** Work instructions **
Extract the complete data exactly as given.

___ Entries provided ___

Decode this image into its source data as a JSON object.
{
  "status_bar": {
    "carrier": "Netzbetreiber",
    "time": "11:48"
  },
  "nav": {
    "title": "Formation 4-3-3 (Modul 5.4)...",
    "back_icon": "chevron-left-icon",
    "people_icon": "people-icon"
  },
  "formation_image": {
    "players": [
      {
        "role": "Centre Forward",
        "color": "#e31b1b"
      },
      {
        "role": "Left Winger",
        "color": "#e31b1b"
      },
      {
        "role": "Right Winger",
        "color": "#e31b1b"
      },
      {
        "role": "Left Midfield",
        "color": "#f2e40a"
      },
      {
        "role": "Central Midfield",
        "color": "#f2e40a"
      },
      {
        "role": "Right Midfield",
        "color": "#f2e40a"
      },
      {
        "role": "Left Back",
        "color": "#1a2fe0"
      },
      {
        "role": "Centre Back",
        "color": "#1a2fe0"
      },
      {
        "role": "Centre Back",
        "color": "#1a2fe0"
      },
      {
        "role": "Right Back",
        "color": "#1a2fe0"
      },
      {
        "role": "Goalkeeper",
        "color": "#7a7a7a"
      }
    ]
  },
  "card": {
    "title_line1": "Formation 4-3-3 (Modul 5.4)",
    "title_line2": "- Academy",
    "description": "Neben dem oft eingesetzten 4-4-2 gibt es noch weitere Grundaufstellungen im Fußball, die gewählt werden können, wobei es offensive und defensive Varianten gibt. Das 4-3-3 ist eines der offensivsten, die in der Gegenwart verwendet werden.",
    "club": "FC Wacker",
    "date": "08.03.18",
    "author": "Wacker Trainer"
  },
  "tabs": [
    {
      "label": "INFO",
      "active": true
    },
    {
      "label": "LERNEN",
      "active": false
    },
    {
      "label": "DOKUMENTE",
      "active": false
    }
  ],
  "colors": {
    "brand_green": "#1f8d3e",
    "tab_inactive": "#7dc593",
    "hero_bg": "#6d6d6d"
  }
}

___

** Finished exercise **
Decode this image into its source data as a JSON object.
{
  "status_bar": {
    "carrier": "Netzbetreiber",
    "time": "11:48"
  },
  "nav": {
    "title": "Formation 4-3-3 (Modul 5.4)...",
    "back_icon": "chevron-left-icon",
    "people_icon": "people-icon"
  },
  "formation_image": {
    "players": [
      {
        "role": "Centre Forward",
        "color": "#e31b1b"
      },
      {
        "role": "Left Winger",
        "color": "#e31b1b"
      },
      {
        "role": "Right Winger",
        "color": "#e31b1b"
      },
      {
        "role": "Left Midfield",
        "color": "#f2e40a"
      },
      {
        "role": "Central Midfield",
        "color": "#f2e40a"
      },
      {
        "role": "Right Midfield",
        "color": "#f2e40a"
      },
      {
        "role": "Left Back",
        "color": "#1a2fe0"
      },
      {
        "role": "Centre Back",
        "color": "#1a2fe0"
      },
      {
        "role": "Centre Back",
        "color": "#1a2fe0"
      },
      {
        "role": "Right Back",
        "color": "#1a2fe0"
      },
      {
        "role": "Goalkeeper",
        "color": "#7a7a7a"
      }
    ]
  },
  "card": {
    "title_line1": "Formation 4-3-3 (Modul 5.4)",
    "title_line2": "- Academy",
    "description": "Neben dem oft eingesetzten 4-4-2 gibt es noch weitere Grundaufstellungen im Fußball, die gewählt werden können, wobei es offensive und defensive Varianten gibt. Das 4-3-3 ist eines der offensivsten, die in der Gegenwart verwendet werden.",
    "club": "FC Wacker",
    "date": "08.03.18",
    "author": "Wacker Trainer"
  },
  "tabs": [
    {
      "label": "INFO",
      "active": true
    },
    {
      "label": "LERNEN",
      "active": false
    },
    {
      "label": "DOKUMENTE",
      "active": false
    }
  ],
  "colors": {
    "brand_green": "#1f8d3e",
    "tab_inactive": "#7dc593",
    "hero_bg": "#6d6d6d"
  }
}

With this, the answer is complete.